#### What this task involves:
Find every line containing the word "FCSH" in the records below; report only how many there are.

#### Extracted records:
--- START ---
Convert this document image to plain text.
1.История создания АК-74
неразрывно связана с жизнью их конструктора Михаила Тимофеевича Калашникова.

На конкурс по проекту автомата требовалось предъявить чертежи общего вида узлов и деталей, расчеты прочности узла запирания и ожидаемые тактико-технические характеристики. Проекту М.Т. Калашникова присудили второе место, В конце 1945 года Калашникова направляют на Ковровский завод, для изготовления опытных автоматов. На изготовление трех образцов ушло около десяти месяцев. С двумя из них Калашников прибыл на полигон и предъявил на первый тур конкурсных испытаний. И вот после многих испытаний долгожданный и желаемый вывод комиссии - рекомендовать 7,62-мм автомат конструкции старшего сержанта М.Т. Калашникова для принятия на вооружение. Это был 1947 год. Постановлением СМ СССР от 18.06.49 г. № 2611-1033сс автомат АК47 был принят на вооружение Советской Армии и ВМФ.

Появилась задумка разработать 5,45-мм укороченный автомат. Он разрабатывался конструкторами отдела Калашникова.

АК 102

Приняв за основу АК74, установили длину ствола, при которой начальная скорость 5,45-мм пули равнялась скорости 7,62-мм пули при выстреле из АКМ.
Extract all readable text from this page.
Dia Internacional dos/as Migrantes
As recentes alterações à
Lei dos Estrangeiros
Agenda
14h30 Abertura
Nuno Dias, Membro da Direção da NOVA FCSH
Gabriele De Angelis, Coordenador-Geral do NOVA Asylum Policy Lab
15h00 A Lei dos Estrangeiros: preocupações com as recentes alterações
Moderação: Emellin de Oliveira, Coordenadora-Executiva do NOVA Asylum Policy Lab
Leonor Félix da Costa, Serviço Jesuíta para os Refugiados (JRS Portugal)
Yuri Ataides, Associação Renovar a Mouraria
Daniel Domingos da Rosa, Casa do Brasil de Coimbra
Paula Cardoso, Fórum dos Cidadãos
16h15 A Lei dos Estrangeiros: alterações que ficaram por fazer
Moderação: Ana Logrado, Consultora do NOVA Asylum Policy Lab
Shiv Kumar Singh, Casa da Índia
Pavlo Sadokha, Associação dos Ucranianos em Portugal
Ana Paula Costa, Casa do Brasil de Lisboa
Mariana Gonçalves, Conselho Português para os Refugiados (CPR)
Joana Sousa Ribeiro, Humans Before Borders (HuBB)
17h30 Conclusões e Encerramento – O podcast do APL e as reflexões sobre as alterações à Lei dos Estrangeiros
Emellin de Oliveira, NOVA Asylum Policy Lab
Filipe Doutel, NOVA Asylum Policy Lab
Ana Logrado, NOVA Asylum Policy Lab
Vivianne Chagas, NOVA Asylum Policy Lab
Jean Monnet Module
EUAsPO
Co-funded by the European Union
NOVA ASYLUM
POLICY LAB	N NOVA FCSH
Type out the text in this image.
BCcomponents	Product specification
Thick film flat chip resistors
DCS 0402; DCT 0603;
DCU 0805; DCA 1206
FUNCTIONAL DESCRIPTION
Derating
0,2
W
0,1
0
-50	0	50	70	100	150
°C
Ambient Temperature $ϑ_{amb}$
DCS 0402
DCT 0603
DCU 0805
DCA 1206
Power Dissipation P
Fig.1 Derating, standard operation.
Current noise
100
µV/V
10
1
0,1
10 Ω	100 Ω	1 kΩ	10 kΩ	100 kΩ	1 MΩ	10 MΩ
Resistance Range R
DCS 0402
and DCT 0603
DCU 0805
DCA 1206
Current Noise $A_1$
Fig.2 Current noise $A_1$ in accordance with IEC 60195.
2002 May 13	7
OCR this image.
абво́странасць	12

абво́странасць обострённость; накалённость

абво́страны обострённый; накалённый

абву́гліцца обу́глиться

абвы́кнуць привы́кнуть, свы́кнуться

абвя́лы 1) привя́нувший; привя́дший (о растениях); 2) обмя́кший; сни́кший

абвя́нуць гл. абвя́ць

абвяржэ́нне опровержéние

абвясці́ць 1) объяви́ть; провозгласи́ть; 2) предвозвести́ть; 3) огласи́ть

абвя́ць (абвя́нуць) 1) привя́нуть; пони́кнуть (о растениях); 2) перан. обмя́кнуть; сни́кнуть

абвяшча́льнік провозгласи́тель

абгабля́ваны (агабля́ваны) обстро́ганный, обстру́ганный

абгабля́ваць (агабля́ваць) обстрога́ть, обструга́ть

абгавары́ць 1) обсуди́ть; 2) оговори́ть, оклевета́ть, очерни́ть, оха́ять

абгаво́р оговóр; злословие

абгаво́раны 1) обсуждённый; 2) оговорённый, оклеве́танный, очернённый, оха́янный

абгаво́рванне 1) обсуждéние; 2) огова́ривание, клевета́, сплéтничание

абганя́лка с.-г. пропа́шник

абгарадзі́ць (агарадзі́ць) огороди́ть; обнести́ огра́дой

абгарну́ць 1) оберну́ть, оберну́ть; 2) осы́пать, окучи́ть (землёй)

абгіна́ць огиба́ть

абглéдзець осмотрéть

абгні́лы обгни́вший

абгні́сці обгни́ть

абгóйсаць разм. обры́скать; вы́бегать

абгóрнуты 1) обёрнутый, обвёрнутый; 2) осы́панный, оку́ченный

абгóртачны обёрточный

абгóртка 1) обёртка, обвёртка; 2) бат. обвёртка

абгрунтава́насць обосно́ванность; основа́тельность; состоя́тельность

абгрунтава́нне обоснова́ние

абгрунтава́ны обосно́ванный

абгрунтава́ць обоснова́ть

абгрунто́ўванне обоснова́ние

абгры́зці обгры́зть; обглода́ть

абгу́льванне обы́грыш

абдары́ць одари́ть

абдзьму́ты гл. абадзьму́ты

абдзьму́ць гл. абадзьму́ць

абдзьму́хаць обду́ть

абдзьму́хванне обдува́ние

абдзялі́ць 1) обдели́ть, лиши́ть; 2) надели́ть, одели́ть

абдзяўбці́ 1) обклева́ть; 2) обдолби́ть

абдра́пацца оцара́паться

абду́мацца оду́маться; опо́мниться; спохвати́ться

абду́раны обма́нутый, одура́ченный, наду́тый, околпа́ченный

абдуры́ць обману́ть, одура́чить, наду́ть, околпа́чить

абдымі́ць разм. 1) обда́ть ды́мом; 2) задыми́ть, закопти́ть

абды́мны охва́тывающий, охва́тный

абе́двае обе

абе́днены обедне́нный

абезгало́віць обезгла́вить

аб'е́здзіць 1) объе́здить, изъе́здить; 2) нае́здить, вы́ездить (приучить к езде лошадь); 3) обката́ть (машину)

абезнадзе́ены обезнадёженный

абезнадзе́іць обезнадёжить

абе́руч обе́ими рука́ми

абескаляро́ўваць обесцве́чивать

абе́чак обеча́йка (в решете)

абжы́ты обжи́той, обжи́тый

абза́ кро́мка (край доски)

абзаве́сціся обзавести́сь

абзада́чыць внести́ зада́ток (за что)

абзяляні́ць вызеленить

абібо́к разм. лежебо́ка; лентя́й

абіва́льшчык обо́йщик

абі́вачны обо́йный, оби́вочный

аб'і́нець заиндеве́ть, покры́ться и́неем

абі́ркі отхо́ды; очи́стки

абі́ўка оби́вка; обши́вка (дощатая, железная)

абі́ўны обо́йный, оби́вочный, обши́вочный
--- END ---
#### Response to this task:
2